Collected data:
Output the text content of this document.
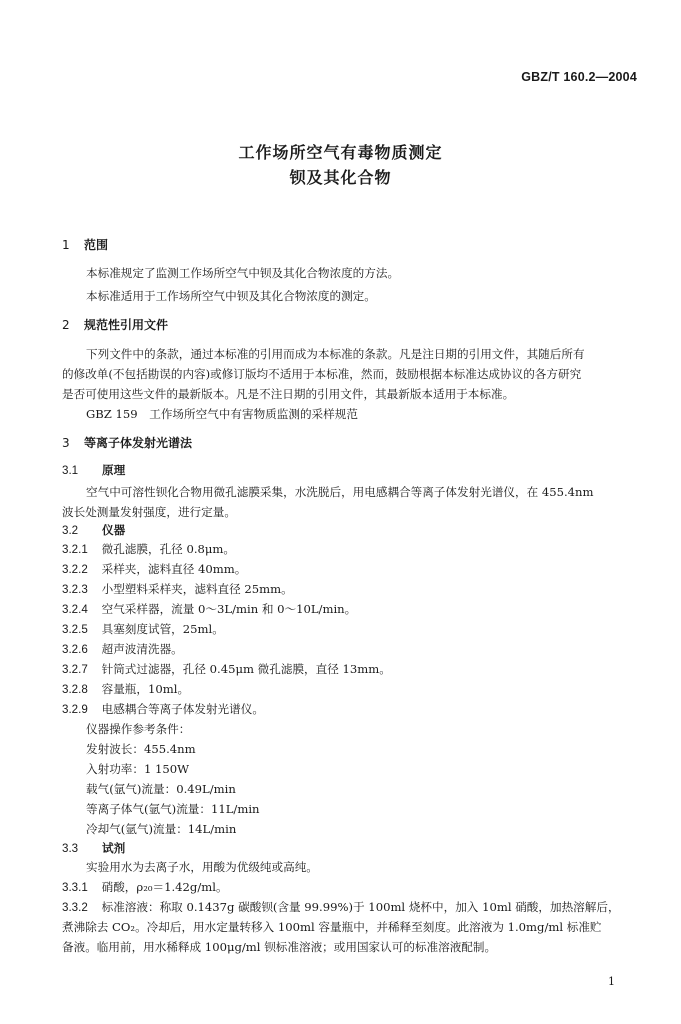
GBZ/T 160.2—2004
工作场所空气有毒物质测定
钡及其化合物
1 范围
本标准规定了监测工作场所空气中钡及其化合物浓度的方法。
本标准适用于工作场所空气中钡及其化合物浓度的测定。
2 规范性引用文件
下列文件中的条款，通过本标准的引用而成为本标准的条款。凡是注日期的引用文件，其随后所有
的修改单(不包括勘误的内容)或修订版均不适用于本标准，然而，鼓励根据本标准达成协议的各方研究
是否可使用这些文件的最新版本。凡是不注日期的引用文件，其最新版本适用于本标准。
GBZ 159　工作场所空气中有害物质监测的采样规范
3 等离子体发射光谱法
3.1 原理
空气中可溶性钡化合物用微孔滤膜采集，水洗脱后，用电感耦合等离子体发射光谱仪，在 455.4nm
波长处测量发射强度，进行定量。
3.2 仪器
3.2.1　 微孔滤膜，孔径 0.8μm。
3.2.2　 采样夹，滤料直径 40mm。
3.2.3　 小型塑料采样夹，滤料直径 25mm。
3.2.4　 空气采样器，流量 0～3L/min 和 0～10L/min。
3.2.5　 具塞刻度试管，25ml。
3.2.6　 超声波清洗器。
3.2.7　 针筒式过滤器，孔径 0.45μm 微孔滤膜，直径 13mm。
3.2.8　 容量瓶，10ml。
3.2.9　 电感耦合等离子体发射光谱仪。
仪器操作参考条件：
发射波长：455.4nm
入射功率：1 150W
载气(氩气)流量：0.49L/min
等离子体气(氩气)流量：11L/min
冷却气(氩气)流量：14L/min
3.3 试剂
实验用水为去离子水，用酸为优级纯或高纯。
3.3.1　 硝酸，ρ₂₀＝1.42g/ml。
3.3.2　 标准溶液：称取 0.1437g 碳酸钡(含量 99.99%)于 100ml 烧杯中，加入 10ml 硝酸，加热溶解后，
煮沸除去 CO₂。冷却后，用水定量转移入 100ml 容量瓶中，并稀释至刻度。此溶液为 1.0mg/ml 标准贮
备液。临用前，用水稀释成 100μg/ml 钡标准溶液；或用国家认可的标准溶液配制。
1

...

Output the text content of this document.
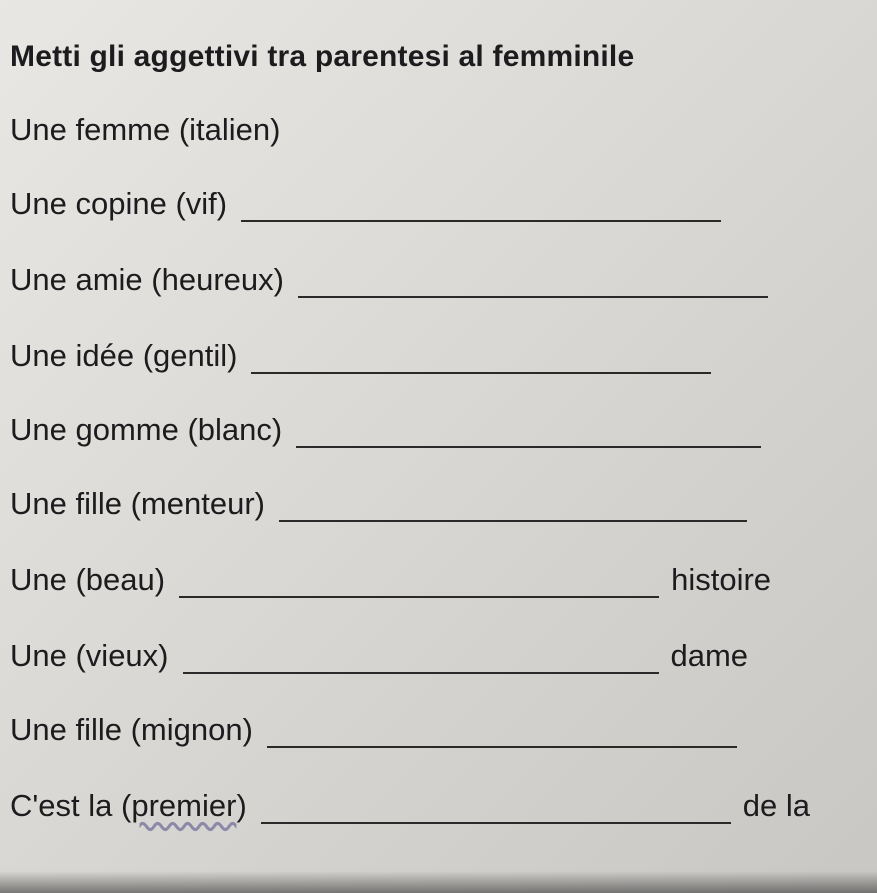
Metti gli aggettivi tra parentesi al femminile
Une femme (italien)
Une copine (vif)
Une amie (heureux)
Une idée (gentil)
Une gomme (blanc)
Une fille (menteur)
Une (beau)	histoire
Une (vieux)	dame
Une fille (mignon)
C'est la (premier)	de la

* * *

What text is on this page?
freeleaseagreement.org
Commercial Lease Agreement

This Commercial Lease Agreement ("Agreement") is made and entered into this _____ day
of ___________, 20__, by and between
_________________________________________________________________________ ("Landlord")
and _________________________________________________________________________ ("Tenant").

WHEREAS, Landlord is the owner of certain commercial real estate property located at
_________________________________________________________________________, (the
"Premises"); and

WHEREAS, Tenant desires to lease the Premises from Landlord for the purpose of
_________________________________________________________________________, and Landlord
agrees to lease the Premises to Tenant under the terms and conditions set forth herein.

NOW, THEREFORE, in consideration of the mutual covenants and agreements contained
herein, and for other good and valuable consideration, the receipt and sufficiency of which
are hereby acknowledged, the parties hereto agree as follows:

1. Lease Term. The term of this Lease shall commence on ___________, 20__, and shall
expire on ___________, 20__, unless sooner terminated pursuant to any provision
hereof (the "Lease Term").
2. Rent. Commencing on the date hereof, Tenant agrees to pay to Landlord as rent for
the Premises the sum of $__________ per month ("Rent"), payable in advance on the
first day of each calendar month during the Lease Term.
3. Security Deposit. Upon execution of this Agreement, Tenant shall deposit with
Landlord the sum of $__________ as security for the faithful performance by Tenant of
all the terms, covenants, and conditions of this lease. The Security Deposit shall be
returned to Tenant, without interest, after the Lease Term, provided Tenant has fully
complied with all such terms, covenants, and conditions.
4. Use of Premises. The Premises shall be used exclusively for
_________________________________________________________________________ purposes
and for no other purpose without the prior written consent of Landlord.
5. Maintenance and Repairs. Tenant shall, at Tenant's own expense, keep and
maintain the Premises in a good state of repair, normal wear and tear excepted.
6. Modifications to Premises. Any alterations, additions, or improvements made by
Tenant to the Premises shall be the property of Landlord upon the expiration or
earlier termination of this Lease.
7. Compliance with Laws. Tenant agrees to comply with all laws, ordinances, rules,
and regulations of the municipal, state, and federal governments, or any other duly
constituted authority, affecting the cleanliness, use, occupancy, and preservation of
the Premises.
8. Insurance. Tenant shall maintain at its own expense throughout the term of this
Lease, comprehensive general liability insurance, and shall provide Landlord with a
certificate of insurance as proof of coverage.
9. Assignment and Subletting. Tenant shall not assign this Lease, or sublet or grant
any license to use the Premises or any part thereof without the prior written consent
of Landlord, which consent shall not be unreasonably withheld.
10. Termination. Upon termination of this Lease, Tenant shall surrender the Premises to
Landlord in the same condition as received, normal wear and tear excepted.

WHAT TO DO: Show, from the listing above, each line that contains the word "excepted".

CORRECT RESULT:
maintain the Premises in a good state of repair, normal wear and tear excepted.
Landlord in the same condition as received, normal wear and tear excepted.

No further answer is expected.